• [Dataset entries]
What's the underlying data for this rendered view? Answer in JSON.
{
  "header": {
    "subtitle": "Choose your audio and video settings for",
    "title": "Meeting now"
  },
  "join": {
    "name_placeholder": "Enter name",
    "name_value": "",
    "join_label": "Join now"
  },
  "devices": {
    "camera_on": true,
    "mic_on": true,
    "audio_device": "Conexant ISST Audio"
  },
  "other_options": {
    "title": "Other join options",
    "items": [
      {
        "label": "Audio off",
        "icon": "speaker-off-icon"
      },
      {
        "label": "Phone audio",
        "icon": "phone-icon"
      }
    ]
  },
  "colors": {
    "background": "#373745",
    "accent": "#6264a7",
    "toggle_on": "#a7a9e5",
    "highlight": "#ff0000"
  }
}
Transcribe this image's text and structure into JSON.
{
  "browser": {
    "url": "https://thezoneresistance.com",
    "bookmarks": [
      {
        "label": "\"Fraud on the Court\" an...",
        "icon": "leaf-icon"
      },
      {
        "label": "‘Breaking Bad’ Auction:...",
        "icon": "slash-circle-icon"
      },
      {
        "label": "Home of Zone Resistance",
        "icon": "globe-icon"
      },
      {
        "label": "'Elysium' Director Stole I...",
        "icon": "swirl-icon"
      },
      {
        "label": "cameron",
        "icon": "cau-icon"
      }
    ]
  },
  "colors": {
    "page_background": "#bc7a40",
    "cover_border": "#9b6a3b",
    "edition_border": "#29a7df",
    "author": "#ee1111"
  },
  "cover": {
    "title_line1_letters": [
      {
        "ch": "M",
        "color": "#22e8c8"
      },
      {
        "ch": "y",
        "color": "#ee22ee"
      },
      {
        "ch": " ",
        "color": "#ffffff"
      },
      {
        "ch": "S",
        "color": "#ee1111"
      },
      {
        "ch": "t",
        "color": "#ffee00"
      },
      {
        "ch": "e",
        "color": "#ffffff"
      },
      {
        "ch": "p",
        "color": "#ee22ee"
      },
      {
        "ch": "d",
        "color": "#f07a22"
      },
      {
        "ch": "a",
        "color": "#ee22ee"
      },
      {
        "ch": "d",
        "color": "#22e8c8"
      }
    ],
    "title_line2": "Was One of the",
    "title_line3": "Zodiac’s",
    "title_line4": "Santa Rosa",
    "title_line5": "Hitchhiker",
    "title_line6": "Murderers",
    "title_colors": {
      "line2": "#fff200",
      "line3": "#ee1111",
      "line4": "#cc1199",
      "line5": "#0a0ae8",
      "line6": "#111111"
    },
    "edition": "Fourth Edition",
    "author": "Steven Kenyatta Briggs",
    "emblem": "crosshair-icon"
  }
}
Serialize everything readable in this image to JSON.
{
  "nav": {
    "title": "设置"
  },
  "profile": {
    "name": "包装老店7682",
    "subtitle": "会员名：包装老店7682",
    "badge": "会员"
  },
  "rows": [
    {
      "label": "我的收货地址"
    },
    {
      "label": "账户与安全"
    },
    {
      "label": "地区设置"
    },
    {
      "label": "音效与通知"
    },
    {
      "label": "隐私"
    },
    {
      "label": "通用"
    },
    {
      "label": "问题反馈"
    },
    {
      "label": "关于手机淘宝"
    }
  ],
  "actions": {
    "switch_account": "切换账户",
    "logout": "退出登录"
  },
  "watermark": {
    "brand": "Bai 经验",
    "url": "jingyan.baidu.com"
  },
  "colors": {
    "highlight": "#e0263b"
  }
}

• [YOUR TASK]
Copy out the whole listing exactly as written.

• [SOLUTION TO THIS TASK]
What's the underlying data for this rendered view? Answer in JSON.
{
  "header": {
    "subtitle": "Choose your audio and video settings for",
    "title": "Meeting now"
  },
  "join": {
    "name_placeholder": "Enter name",
    "name_value": "",
    "join_label": "Join now"
  },
  "devices": {
    "camera_on": true,
    "mic_on": true,
    "audio_device": "Conexant ISST Audio"
  },
  "other_options": {
    "title": "Other join options",
    "items": [
      {
        "label": "Audio off",
        "icon": "speaker-off-icon"
      },
      {
        "label": "Phone audio",
        "icon": "phone-icon"
      }
    ]
  },
  "colors": {
    "background": "#373745",
    "accent": "#6264a7",
    "toggle_on": "#a7a9e5",
    "highlight": "#ff0000"
  }
}
Transcribe this image's text and structure into JSON.
{
  "browser": {
    "url": "https://thezoneresistance.com",
    "bookmarks": [
      {
        "label": "\"Fraud on the Court\" an...",
        "icon": "leaf-icon"
      },
      {
        "label": "‘Breaking Bad’ Auction:...",
        "icon": "slash-circle-icon"
      },
      {
        "label": "Home of Zone Resistance",
        "icon": "globe-icon"
      },
      {
        "label": "'Elysium' Director Stole I...",
        "icon": "swirl-icon"
      },
      {
        "label": "cameron",
        "icon": "cau-icon"
      }
    ]
  },
  "colors": {
    "page_background": "#bc7a40",
    "cover_border": "#9b6a3b",
    "edition_border": "#29a7df",
    "author": "#ee1111"
  },
  "cover": {
    "title_line1_letters": [
      {
        "ch": "M",
        "color": "#22e8c8"
      },
      {
        "ch": "y",
        "color": "#ee22ee"
      },
      {
        "ch": " ",
        "color": "#ffffff"
      },
      {
        "ch": "S",
        "color": "#ee1111"
      },
      {
        "ch": "t",
        "color": "#ffee00"
      },
      {
        "ch": "e",
        "color": "#ffffff"
      },
      {
        "ch": "p",
        "color": "#ee22ee"
      },
      {
        "ch": "d",
        "color": "#f07a22"
      },
      {
        "ch": "a",
        "color": "#ee22ee"
      },
      {
        "ch": "d",
        "color": "#22e8c8"
      }
    ],
    "title_line2": "Was One of the",
    "title_line3": "Zodiac’s",
    "title_line4": "Santa Rosa",
    "title_line5": "Hitchhiker",
    "title_line6": "Murderers",
    "title_colors": {
      "line2": "#fff200",
      "line3": "#ee1111",
      "line4": "#cc1199",
      "line5": "#0a0ae8",
      "line6": "#111111"
    },
    "edition": "Fourth Edition",
    "author": "Steven Kenyatta Briggs",
    "emblem": "crosshair-icon"
  }
}
Serialize everything readable in this image to JSON.
{
  "nav": {
    "title": "设置"
  },
  "profile": {
    "name": "包装老店7682",
    "subtitle": "会员名：包装老店7682",
    "badge": "会员"
  },
  "rows": [
    {
      "label": "我的收货地址"
    },
    {
      "label": "账户与安全"
    },
    {
      "label": "地区设置"
    },
    {
      "label": "音效与通知"
    },
    {
      "label": "隐私"
    },
    {
      "label": "通用"
    },
    {
      "label": "问题反馈"
    },
    {
      "label": "关于手机淘宝"
    }
  ],
  "actions": {
    "switch_account": "切换账户",
    "logout": "退出登录"
  },
  "watermark": {
    "brand": "Bai 经验",
    "url": "jingyan.baidu.com"
  },
  "colors": {
    "highlight": "#e0263b"
  }
}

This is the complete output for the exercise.